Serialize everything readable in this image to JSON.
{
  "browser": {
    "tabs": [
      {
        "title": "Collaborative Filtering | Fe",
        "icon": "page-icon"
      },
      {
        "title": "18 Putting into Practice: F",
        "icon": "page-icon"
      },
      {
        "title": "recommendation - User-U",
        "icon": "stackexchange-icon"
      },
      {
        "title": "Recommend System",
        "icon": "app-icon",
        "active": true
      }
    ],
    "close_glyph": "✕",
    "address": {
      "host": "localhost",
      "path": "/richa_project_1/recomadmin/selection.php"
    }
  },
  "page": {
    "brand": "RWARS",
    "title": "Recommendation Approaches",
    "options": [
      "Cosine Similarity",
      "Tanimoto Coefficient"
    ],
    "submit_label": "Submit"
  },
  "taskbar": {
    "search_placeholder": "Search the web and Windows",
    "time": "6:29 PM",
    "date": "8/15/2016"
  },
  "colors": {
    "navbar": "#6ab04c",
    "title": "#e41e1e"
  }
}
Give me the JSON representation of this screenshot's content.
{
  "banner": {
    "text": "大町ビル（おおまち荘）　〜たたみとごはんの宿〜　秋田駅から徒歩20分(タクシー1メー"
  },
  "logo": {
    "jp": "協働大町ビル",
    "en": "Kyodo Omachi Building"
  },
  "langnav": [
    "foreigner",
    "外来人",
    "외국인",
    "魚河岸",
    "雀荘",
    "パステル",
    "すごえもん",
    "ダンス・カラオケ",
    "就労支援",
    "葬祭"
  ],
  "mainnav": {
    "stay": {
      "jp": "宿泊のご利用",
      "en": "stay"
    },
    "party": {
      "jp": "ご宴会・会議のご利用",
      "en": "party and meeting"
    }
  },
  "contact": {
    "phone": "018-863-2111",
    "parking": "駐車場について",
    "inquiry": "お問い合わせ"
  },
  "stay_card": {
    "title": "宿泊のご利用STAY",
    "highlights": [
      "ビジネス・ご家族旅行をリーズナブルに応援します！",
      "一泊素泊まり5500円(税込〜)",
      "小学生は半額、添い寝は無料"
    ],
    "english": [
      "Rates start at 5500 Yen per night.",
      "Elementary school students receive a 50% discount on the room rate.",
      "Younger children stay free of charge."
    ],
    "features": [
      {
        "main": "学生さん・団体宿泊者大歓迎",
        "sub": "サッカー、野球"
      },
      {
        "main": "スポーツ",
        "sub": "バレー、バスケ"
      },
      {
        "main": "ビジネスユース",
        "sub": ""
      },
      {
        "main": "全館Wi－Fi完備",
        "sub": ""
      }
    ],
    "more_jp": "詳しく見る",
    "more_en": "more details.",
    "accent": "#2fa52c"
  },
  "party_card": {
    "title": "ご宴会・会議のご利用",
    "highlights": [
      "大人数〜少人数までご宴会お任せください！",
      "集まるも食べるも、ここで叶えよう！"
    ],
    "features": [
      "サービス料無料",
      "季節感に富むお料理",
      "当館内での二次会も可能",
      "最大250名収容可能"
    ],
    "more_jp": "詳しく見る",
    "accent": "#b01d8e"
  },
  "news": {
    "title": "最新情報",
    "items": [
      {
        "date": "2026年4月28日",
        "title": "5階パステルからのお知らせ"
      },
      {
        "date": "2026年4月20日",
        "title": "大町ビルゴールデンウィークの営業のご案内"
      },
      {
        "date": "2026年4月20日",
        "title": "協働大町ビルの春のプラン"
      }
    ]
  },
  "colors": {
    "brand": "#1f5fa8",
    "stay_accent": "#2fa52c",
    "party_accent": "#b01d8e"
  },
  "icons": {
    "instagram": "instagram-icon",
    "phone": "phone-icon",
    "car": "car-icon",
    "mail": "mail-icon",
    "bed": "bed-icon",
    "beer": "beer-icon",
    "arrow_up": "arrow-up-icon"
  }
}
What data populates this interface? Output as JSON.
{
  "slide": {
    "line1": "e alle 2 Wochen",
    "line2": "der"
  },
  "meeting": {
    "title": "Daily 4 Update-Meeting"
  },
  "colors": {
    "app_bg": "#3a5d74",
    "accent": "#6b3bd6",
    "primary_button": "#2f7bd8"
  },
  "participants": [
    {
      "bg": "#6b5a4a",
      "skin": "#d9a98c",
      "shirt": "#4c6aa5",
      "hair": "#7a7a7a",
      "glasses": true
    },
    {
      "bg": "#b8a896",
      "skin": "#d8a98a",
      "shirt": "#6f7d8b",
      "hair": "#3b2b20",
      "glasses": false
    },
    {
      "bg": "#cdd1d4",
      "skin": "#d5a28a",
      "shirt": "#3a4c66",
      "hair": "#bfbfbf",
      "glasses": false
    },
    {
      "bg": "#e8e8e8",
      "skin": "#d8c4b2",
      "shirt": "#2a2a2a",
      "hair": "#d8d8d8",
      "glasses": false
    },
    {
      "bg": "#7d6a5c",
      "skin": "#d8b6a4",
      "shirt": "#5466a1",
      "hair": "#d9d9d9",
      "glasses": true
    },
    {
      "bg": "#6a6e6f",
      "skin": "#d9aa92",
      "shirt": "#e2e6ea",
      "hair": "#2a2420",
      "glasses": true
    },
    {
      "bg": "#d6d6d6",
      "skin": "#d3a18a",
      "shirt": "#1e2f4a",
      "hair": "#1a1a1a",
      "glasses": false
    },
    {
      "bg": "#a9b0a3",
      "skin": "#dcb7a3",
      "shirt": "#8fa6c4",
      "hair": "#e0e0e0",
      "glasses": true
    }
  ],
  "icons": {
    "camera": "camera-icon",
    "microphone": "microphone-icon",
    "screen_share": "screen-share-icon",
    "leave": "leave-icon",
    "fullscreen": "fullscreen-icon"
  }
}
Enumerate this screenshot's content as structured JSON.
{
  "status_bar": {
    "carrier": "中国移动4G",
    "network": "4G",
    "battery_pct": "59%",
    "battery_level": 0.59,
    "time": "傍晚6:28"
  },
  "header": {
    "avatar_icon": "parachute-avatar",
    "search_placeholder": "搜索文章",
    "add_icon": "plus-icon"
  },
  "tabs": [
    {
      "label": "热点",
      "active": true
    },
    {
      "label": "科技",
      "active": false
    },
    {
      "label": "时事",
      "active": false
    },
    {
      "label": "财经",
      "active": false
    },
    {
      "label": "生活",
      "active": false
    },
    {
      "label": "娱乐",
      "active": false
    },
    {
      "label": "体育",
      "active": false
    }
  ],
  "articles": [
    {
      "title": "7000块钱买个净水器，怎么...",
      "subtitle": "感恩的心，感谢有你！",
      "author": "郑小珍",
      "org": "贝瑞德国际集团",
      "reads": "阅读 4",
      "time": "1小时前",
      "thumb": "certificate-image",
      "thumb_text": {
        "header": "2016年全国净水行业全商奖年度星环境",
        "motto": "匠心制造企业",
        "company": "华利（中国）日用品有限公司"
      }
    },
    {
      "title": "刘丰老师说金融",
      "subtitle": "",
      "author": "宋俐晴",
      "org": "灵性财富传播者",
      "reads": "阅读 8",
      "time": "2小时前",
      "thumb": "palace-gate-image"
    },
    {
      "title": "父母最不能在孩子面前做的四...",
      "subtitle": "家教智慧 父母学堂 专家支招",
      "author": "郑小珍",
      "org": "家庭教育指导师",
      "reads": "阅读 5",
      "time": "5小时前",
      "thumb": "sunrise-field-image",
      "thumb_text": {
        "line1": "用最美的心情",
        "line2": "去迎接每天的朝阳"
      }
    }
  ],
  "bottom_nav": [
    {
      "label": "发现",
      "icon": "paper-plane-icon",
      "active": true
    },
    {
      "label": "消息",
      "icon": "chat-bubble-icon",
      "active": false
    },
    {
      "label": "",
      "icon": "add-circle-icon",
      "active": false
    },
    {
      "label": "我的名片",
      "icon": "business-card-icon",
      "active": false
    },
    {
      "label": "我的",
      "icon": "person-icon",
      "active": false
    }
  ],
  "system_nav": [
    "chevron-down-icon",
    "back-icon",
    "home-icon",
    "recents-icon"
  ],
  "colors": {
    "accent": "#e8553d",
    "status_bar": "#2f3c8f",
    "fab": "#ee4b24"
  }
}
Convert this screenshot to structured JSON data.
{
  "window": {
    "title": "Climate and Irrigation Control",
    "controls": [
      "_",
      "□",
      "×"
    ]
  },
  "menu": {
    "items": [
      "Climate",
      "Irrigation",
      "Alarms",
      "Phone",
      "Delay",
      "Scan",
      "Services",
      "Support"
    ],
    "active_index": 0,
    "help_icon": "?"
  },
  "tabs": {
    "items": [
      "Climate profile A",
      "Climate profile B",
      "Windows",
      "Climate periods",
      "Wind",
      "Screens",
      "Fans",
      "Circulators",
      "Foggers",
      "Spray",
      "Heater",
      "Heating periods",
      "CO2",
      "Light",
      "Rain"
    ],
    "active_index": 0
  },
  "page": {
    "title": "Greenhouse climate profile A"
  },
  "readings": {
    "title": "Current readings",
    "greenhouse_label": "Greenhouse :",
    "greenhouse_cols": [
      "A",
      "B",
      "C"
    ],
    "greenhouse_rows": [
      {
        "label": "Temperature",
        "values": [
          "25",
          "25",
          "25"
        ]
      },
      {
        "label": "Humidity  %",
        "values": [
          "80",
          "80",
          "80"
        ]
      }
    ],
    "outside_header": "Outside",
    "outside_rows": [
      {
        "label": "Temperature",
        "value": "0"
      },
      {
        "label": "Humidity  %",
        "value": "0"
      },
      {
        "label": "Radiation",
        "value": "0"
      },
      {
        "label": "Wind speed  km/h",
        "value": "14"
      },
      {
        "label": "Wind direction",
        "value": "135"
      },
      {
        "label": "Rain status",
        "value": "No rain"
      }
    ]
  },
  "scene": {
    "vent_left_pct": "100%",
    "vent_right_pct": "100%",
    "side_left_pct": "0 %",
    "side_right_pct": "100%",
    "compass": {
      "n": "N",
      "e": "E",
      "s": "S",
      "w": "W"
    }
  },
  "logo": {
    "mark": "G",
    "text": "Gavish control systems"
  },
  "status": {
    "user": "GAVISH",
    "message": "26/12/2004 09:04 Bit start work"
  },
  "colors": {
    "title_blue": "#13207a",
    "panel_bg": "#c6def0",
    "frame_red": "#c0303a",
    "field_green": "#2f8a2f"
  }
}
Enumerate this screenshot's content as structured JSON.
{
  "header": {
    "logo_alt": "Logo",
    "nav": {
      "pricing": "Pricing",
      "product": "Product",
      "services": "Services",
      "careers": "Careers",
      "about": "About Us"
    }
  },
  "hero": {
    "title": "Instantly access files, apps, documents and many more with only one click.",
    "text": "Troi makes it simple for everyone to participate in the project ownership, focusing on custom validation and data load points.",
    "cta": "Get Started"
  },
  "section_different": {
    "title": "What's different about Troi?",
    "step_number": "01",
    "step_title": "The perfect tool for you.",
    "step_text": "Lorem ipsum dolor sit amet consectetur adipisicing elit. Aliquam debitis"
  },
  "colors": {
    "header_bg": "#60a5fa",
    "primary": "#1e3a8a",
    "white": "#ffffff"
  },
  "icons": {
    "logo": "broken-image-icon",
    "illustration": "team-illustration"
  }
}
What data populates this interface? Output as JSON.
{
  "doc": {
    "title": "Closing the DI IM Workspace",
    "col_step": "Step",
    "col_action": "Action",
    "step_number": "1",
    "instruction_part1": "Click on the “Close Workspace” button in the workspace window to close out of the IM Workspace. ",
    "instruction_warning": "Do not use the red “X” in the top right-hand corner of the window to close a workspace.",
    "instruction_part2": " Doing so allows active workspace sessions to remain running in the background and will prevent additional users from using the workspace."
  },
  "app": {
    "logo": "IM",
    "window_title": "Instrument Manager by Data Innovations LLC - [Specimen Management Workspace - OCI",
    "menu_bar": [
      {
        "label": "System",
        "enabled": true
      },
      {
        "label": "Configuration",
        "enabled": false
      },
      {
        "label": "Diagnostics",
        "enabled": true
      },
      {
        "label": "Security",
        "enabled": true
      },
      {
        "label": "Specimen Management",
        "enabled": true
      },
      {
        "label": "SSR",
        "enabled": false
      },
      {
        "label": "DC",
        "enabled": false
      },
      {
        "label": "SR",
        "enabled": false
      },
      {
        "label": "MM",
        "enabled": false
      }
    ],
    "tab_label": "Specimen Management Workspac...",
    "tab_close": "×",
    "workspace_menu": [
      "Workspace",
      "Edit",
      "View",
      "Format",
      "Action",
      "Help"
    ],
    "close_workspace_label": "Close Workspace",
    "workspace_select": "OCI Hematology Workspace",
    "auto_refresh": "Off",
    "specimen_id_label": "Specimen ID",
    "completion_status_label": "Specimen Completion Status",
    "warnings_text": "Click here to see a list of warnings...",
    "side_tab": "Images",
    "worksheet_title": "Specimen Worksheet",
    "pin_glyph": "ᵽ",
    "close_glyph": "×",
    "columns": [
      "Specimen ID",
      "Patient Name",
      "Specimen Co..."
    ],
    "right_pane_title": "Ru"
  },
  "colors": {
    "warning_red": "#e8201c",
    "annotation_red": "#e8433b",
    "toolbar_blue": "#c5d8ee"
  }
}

· · · · · · ·

*Written instruction*. Lines containing the string "Irrigation" should be counted; reply with their number and nothing more.

*Answer in full*. 2